Take the records underneath and set them down exactly.

○ ○ ○

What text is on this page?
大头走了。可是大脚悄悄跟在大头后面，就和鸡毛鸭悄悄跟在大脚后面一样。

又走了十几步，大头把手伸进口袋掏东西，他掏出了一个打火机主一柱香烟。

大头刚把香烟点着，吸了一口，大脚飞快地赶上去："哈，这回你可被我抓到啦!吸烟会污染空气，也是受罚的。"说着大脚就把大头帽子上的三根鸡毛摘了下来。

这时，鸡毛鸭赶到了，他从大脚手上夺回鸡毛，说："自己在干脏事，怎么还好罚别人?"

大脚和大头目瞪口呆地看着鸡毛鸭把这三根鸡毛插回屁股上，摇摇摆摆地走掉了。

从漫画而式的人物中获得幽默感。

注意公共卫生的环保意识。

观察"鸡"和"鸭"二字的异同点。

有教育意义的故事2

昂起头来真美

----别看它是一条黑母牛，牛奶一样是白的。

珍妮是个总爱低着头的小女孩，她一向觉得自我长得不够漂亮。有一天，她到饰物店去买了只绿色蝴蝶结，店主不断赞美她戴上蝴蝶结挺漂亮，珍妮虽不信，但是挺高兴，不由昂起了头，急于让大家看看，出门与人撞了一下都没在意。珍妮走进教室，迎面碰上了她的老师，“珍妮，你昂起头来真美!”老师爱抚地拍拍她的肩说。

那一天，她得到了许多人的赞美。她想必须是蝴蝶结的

○ ○ ○

Correct output>
What text is on this page?
大头走了。可是大脚悄悄跟在大头后面，就和鸡毛鸭悄悄跟在大脚后面一样。

又走了十几步，大头把手伸进口袋掏东西，他掏出了一个打火机主一柱香烟。

大头刚把香烟点着，吸了一口，大脚飞快地赶上去："哈，这回你可被我抓到啦!吸烟会污染空气，也是受罚的。"说着大脚就把大头帽子上的三根鸡毛摘了下来。

这时，鸡毛鸭赶到了，他从大脚手上夺回鸡毛，说："自己在干脏事，怎么还好罚别人?"

大脚和大头目瞪口呆地看着鸡毛鸭把这三根鸡毛插回屁股上，摇摇摆摆地走掉了。

从漫画而式的人物中获得幽默感。

注意公共卫生的环保意识。

观察"鸡"和"鸭"二字的异同点。

有教育意义的故事2

昂起头来真美

----别看它是一条黑母牛，牛奶一样是白的。

珍妮是个总爱低着头的小女孩，她一向觉得自我长得不够漂亮。有一天，她到饰物店去买了只绿色蝴蝶结，店主不断赞美她戴上蝴蝶结挺漂亮，珍妮虽不信，但是挺高兴，不由昂起了头，急于让大家看看，出门与人撞了一下都没在意。珍妮走进教室，迎面碰上了她的老师，“珍妮，你昂起头来真美!”老师爱抚地拍拍她的肩说。

那一天，她得到了许多人的赞美。她想必须是蝴蝶结的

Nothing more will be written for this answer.